* [Exercise objective]
Restate, word for word, every line of the data.

* [The input]
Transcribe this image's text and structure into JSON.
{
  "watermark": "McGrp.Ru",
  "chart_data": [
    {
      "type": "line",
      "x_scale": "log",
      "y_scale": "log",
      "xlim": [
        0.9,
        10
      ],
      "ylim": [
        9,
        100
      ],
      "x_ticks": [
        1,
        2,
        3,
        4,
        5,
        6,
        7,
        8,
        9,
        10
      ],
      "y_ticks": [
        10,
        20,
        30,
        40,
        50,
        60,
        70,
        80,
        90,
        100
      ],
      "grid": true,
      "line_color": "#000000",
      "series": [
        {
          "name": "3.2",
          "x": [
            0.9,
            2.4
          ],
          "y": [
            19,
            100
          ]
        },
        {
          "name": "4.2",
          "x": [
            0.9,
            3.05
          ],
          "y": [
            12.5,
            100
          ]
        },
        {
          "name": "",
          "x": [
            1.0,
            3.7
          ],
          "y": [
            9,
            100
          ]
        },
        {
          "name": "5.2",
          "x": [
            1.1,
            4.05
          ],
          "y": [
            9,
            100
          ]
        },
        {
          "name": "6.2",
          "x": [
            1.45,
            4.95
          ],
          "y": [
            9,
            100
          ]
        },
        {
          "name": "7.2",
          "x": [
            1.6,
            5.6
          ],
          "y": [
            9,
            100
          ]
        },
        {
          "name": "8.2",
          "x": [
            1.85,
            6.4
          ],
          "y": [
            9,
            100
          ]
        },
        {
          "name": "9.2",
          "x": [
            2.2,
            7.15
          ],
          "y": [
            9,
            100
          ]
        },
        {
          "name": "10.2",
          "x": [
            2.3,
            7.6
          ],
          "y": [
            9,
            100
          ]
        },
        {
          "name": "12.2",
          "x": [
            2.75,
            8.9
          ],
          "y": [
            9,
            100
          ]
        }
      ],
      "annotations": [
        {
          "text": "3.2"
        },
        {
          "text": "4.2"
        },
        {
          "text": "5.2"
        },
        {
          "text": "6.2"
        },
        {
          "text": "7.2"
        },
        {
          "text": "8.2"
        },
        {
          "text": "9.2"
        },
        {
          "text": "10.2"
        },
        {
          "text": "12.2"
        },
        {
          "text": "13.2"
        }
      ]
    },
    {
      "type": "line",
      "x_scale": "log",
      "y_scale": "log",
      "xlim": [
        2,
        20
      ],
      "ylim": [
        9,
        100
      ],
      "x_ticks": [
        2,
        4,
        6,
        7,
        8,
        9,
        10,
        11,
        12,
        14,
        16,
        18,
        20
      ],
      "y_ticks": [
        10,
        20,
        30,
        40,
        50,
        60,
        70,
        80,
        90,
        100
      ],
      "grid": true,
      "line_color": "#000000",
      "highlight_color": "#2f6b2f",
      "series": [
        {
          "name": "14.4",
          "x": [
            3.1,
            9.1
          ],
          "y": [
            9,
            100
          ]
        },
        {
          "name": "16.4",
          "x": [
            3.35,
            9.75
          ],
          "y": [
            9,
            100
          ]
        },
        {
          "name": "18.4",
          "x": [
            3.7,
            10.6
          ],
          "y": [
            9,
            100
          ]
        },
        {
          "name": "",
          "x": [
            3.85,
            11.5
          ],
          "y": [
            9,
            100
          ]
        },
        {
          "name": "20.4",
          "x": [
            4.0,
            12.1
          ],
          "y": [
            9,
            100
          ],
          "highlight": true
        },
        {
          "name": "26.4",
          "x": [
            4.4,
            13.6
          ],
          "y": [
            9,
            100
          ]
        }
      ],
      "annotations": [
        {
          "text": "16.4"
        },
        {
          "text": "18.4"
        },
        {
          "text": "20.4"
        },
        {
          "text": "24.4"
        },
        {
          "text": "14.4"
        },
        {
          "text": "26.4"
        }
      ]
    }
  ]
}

* [Task response]
Transcribe this image's text and structure into JSON.
{
  "watermark": "McGrp.Ru",
  "chart_data": [
    {
      "type": "line",
      "x_scale": "log",
      "y_scale": "log",
      "xlim": [
        0.9,
        10
      ],
      "ylim": [
        9,
        100
      ],
      "x_ticks": [
        1,
        2,
        3,
        4,
        5,
        6,
        7,
        8,
        9,
        10
      ],
      "y_ticks": [
        10,
        20,
        30,
        40,
        50,
        60,
        70,
        80,
        90,
        100
      ],
      "grid": true,
      "line_color": "#000000",
      "series": [
        {
          "name": "3.2",
          "x": [
            0.9,
            2.4
          ],
          "y": [
            19,
            100
          ]
        },
        {
          "name": "4.2",
          "x": [
            0.9,
            3.05
          ],
          "y": [
            12.5,
            100
          ]
        },
        {
          "name": "",
          "x": [
            1.0,
            3.7
          ],
          "y": [
            9,
            100
          ]
        },
        {
          "name": "5.2",
          "x": [
            1.1,
            4.05
          ],
          "y": [
            9,
            100
          ]
        },
        {
          "name": "6.2",
          "x": [
            1.45,
            4.95
          ],
          "y": [
            9,
            100
          ]
        },
        {
          "name": "7.2",
          "x": [
            1.6,
            5.6
          ],
          "y": [
            9,
            100
          ]
        },
        {
          "name": "8.2",
          "x": [
            1.85,
            6.4
          ],
          "y": [
            9,
            100
          ]
        },
        {
          "name": "9.2",
          "x": [
            2.2,
            7.15
          ],
          "y": [
            9,
            100
          ]
        },
        {
          "name": "10.2",
          "x": [
            2.3,
            7.6
          ],
          "y": [
            9,
            100
          ]
        },
        {
          "name": "12.2",
          "x": [
            2.75,
            8.9
          ],
          "y": [
            9,
            100
          ]
        }
      ],
      "annotations": [
        {
          "text": "3.2"
        },
        {
          "text": "4.2"
        },
        {
          "text": "5.2"
        },
        {
          "text": "6.2"
        },
        {
          "text": "7.2"
        },
        {
          "text": "8.2"
        },
        {
          "text": "9.2"
        },
        {
          "text": "10.2"
        },
        {
          "text": "12.2"
        },
        {
          "text": "13.2"
        }
      ]
    },
    {
      "type": "line",
      "x_scale": "log",
      "y_scale": "log",
      "xlim": [
        2,
        20
      ],
      "ylim": [
        9,
        100
      ],
      "x_ticks": [
        2,
        4,
        6,
        7,
        8,
        9,
        10,
        11,
        12,
        14,
        16,
        18,
        20
      ],
      "y_ticks": [
        10,
        20,
        30,
        40,
        50,
        60,
        70,
        80,
        90,
        100
      ],
      "grid": true,
      "line_color": "#000000",
      "highlight_color": "#2f6b2f",
      "series": [
        {
          "name": "14.4",
          "x": [
            3.1,
            9.1
          ],
          "y": [
            9,
            100
          ]
        },
        {
          "name": "16.4",
          "x": [
            3.35,
            9.75
          ],
          "y": [
            9,
            100
          ]
        },
        {
          "name": "18.4",
          "x": [
            3.7,
            10.6
          ],
          "y": [
            9,
            100
          ]
        },
        {
          "name": "",
          "x": [
            3.85,
            11.5
          ],
          "y": [
            9,
            100
          ]
        },
        {
          "name": "20.4",
          "x": [
            4.0,
            12.1
          ],
          "y": [
            9,
            100
          ],
          "highlight": true
        },
        {
          "name": "26.4",
          "x": [
            4.4,
            13.6
          ],
          "y": [
            9,
            100
          ]
        }
      ],
      "annotations": [
        {
          "text": "16.4"
        },
        {
          "text": "18.4"
        },
        {
          "text": "20.4"
        },
        {
          "text": "24.4"
        },
        {
          "text": "14.4"
        },
        {
          "text": "26.4"
        }
      ]
    }
  ]
}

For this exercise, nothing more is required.